** Start EXCERPTED DATA **
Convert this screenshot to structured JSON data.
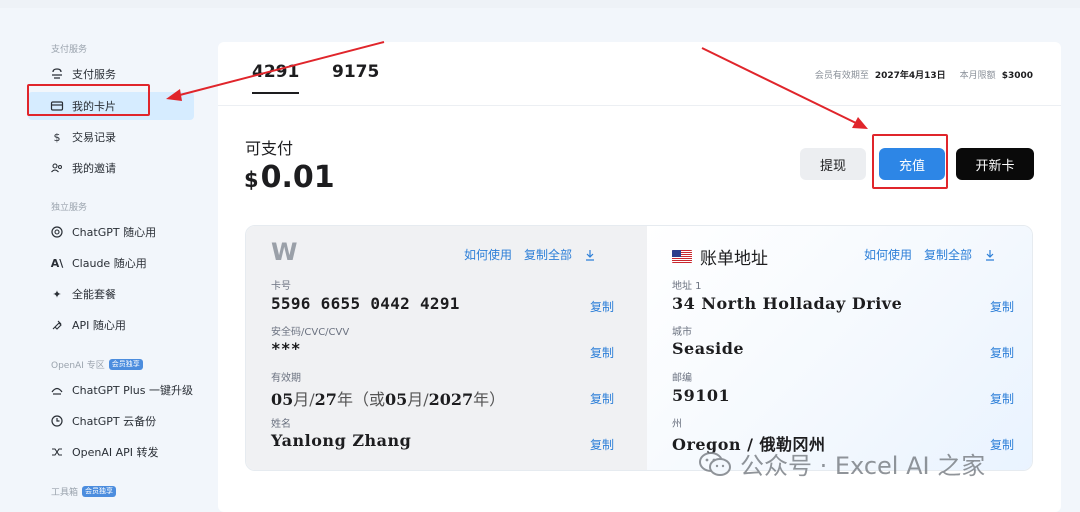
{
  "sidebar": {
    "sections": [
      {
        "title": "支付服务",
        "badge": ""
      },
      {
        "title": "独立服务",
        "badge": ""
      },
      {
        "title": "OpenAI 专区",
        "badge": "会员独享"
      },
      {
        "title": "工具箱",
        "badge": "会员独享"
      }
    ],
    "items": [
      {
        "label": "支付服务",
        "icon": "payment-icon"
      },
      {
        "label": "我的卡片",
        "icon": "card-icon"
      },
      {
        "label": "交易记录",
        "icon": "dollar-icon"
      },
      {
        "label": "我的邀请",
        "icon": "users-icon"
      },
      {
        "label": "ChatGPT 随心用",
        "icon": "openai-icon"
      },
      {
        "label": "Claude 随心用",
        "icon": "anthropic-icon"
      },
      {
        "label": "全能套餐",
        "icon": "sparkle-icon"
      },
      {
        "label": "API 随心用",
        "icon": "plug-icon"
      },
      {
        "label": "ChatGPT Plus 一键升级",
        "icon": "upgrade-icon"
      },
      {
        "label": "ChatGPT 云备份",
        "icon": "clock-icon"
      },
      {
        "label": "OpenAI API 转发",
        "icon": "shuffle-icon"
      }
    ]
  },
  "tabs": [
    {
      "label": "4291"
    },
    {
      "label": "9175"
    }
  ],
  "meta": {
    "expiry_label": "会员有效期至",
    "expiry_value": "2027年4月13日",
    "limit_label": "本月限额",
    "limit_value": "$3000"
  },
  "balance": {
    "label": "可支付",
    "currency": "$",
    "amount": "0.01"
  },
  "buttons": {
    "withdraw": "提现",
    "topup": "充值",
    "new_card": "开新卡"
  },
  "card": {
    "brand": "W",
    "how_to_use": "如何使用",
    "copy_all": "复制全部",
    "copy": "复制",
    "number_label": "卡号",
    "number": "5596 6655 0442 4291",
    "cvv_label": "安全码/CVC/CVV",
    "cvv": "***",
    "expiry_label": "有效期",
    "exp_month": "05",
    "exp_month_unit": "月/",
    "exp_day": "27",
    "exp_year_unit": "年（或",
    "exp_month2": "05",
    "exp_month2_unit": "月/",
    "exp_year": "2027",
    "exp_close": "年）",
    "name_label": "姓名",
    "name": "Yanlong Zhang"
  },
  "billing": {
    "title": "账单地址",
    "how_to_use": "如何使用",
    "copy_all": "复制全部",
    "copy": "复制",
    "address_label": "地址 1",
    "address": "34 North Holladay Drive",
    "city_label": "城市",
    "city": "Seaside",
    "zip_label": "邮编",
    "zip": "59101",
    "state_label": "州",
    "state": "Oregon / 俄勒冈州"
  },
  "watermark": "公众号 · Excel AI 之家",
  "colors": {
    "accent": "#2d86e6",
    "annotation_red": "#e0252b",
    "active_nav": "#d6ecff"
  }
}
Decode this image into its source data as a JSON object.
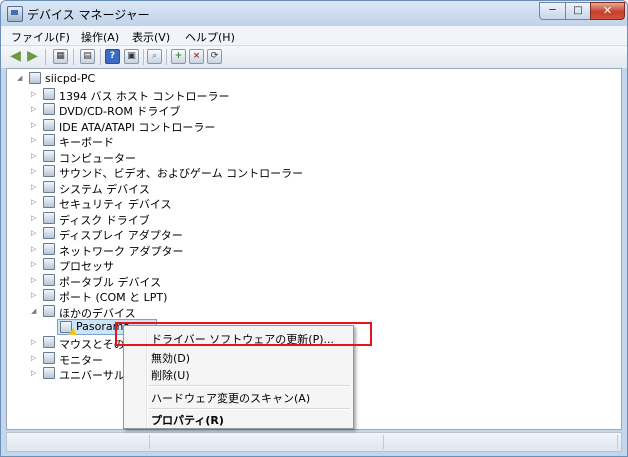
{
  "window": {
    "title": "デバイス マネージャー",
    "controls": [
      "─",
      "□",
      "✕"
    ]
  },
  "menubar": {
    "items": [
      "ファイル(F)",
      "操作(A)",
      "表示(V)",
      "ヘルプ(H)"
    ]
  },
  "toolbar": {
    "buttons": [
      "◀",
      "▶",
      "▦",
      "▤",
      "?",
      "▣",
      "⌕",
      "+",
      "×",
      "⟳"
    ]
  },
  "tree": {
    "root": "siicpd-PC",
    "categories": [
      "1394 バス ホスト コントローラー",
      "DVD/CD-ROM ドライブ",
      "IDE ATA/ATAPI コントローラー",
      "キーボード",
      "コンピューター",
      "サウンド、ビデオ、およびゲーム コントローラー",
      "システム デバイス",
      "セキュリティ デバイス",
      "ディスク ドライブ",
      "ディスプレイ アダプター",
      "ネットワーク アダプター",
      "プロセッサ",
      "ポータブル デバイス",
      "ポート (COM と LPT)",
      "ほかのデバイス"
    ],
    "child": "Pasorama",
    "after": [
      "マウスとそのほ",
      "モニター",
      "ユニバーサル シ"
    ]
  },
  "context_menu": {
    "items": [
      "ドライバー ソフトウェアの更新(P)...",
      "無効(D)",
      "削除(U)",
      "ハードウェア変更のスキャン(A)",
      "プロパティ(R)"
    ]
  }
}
** End EXCERPTED DATA **
• WHAT NEEDS TO BE DONE: Each entry above is to be written out again unchanged, apart from the pictures, which are left out.

• EXERCISE RESPONSE:
Convert this screenshot to structured JSON data.
{
  "sidebar": {
    "sections": [
      {
        "title": "支付服务",
        "badge": ""
      },
      {
        "title": "独立服务",
        "badge": ""
      },
      {
        "title": "OpenAI 专区",
        "badge": "会员独享"
      },
      {
        "title": "工具箱",
        "badge": "会员独享"
      }
    ],
    "items": [
      {
        "label": "支付服务",
        "icon": "payment-icon"
      },
      {
        "label": "我的卡片",
        "icon": "card-icon"
      },
      {
        "label": "交易记录",
        "icon": "dollar-icon"
      },
      {
        "label": "我的邀请",
        "icon": "users-icon"
      },
      {
        "label": "ChatGPT 随心用",
        "icon": "openai-icon"
      },
      {
        "label": "Claude 随心用",
        "icon": "anthropic-icon"
      },
      {
        "label": "全能套餐",
        "icon": "sparkle-icon"
      },
      {
        "label": "API 随心用",
        "icon": "plug-icon"
      },
      {
        "label": "ChatGPT Plus 一键升级",
        "icon": "upgrade-icon"
      },
      {
        "label": "ChatGPT 云备份",
        "icon": "clock-icon"
      },
      {
        "label": "OpenAI API 转发",
        "icon": "shuffle-icon"
      }
    ]
  },
  "tabs": [
    {
      "label": "4291"
    },
    {
      "label": "9175"
    }
  ],
  "meta": {
    "expiry_label": "会员有效期至",
    "expiry_value": "2027年4月13日",
    "limit_label": "本月限额",
    "limit_value": "$3000"
  },
  "balance": {
    "label": "可支付",
    "currency": "$",
    "amount": "0.01"
  },
  "buttons": {
    "withdraw": "提现",
    "topup": "充值",
    "new_card": "开新卡"
  },
  "card": {
    "brand": "W",
    "how_to_use": "如何使用",
    "copy_all": "复制全部",
    "copy": "复制",
    "number_label": "卡号",
    "number": "5596 6655 0442 4291",
    "cvv_label": "安全码/CVC/CVV",
    "cvv": "***",
    "expiry_label": "有效期",
    "exp_month": "05",
    "exp_month_unit": "月/",
    "exp_day": "27",
    "exp_year_unit": "年（或",
    "exp_month2": "05",
    "exp_month2_unit": "月/",
    "exp_year": "2027",
    "exp_close": "年）",
    "name_label": "姓名",
    "name": "Yanlong Zhang"
  },
  "billing": {
    "title": "账单地址",
    "how_to_use": "如何使用",
    "copy_all": "复制全部",
    "copy": "复制",
    "address_label": "地址 1",
    "address": "34 North Holladay Drive",
    "city_label": "城市",
    "city": "Seaside",
    "zip_label": "邮编",
    "zip": "59101",
    "state_label": "州",
    "state": "Oregon / 俄勒冈州"
  },
  "watermark": "公众号 · Excel AI 之家",
  "colors": {
    "accent": "#2d86e6",
    "annotation_red": "#e0252b",
    "active_nav": "#d6ecff"
  }
}
Decode this image into its source data as a JSON object.
{
  "window": {
    "title": "デバイス マネージャー",
    "controls": [
      "─",
      "□",
      "✕"
    ]
  },
  "menubar": {
    "items": [
      "ファイル(F)",
      "操作(A)",
      "表示(V)",
      "ヘルプ(H)"
    ]
  },
  "toolbar": {
    "buttons": [
      "◀",
      "▶",
      "▦",
      "▤",
      "?",
      "▣",
      "⌕",
      "+",
      "×",
      "⟳"
    ]
  },
  "tree": {
    "root": "siicpd-PC",
    "categories": [
      "1394 バス ホスト コントローラー",
      "DVD/CD-ROM ドライブ",
      "IDE ATA/ATAPI コントローラー",
      "キーボード",
      "コンピューター",
      "サウンド、ビデオ、およびゲーム コントローラー",
      "システム デバイス",
      "セキュリティ デバイス",
      "ディスク ドライブ",
      "ディスプレイ アダプター",
      "ネットワーク アダプター",
      "プロセッサ",
      "ポータブル デバイス",
      "ポート (COM と LPT)",
      "ほかのデバイス"
    ],
    "child": "Pasorama",
    "after": [
      "マウスとそのほ",
      "モニター",
      "ユニバーサル シ"
    ]
  },
  "context_menu": {
    "items": [
      "ドライバー ソフトウェアの更新(P)...",
      "無効(D)",
      "削除(U)",
      "ハードウェア変更のスキャン(A)",
      "プロパティ(R)"
    ]
  }
}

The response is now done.